Written problem >>
Identify every line containing the word "this" and reproduce each one.

** START **

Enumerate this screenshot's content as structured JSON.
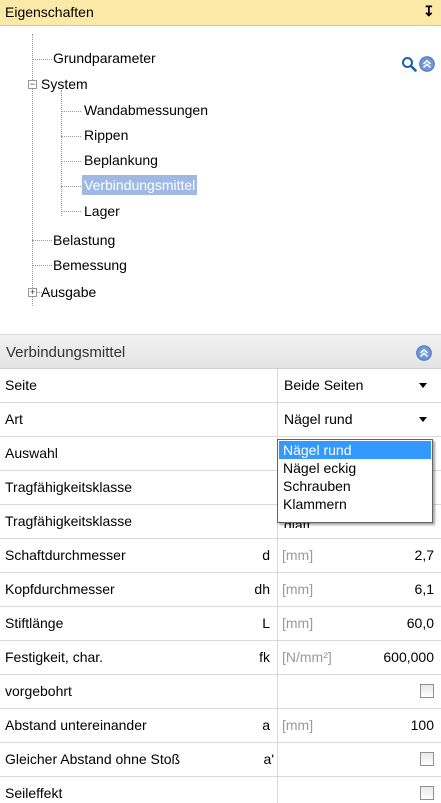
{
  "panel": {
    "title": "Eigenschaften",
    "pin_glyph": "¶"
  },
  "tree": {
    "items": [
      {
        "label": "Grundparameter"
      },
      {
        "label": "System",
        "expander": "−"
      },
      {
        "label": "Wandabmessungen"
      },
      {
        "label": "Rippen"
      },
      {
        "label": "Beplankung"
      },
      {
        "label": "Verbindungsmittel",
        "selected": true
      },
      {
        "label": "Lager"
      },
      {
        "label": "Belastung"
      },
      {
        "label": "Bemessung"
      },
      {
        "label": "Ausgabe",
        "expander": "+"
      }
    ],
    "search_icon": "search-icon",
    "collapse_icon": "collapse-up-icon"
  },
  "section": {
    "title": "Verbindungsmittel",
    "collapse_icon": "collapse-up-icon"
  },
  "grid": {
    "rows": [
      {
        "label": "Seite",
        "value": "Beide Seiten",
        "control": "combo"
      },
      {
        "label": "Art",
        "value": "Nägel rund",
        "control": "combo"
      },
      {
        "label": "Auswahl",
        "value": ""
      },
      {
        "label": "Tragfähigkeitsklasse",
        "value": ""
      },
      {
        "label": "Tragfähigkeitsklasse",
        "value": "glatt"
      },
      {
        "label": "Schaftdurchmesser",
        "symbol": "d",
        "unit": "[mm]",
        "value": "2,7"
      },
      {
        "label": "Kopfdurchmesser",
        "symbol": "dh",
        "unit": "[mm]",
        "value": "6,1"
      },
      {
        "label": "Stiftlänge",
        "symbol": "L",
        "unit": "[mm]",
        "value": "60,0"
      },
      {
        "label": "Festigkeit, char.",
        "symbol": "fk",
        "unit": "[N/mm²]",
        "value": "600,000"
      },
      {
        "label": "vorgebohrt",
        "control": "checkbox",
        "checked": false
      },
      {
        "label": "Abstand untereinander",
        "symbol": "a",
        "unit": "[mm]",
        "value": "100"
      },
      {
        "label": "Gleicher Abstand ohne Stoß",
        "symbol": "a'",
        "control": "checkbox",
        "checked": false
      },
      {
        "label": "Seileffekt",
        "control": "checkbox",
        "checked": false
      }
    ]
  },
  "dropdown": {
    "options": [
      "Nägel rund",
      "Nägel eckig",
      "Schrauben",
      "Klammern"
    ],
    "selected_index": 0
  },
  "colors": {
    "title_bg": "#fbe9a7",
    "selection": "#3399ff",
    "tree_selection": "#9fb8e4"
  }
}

** END **
** START **

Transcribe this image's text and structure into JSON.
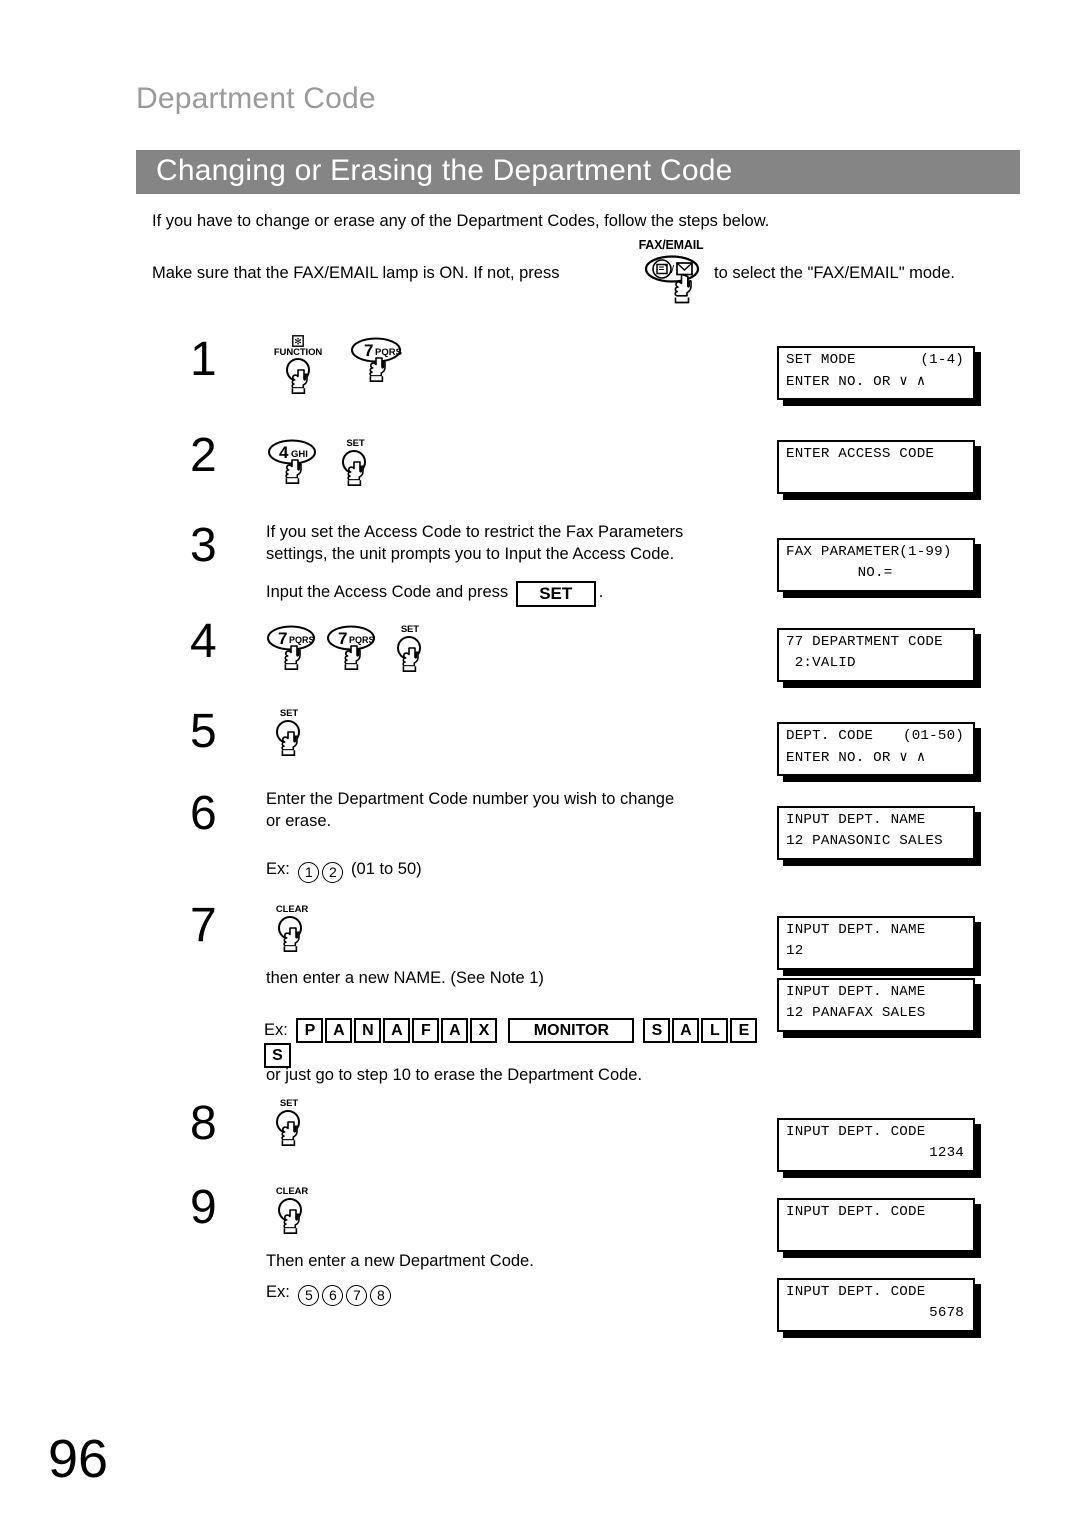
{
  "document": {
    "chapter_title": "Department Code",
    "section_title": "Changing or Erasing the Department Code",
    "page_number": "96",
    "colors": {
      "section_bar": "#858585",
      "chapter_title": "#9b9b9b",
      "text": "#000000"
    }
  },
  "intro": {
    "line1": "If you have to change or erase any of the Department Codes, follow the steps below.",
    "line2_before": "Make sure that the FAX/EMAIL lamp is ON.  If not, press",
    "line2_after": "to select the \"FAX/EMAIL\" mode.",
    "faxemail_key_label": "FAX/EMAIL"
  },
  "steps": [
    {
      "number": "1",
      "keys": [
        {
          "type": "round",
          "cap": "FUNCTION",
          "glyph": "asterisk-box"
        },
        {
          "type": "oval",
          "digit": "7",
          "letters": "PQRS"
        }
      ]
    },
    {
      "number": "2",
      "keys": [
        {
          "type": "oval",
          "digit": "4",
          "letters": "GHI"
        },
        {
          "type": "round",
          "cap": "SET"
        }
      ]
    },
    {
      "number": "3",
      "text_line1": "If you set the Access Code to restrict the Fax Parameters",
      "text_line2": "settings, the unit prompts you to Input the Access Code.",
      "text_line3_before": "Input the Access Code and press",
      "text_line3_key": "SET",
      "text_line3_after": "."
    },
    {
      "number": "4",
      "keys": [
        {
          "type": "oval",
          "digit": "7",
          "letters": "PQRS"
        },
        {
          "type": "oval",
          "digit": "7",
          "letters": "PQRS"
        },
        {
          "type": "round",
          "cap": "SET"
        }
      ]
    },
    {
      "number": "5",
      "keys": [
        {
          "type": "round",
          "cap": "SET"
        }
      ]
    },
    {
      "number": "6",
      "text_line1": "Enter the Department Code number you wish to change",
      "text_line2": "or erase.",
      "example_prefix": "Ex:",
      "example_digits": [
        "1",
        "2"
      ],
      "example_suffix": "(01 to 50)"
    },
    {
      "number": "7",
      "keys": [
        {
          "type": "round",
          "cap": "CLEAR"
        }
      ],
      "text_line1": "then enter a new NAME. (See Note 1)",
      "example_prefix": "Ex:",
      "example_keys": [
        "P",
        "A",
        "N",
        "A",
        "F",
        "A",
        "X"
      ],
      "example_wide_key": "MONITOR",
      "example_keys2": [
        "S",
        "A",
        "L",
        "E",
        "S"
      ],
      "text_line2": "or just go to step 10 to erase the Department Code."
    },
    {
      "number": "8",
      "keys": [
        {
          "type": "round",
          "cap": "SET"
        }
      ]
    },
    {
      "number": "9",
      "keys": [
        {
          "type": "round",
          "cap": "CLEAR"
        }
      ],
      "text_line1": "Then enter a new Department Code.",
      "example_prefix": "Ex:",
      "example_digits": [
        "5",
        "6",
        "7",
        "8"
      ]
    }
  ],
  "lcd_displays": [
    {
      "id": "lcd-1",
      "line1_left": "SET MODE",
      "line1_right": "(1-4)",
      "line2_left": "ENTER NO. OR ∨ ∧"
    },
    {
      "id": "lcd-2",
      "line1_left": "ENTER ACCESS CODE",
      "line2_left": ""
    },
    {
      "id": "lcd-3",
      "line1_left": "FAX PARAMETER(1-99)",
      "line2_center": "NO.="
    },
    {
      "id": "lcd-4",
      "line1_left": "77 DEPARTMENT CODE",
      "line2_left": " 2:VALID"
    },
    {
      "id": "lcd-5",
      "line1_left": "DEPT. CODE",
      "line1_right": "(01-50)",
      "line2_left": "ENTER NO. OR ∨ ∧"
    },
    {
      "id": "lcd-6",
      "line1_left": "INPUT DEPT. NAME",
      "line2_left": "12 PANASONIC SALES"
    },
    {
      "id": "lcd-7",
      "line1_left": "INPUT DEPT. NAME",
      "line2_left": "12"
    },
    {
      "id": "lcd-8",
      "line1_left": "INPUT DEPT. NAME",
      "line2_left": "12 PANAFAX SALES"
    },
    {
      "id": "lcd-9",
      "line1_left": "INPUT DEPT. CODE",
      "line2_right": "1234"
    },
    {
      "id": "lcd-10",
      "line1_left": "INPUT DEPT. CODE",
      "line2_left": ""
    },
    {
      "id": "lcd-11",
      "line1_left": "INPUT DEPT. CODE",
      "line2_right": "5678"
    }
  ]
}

** END **

Solved problem >>
Enumerate this screenshot's content as structured JSON.
Transcribe this image's text and structure into JSON.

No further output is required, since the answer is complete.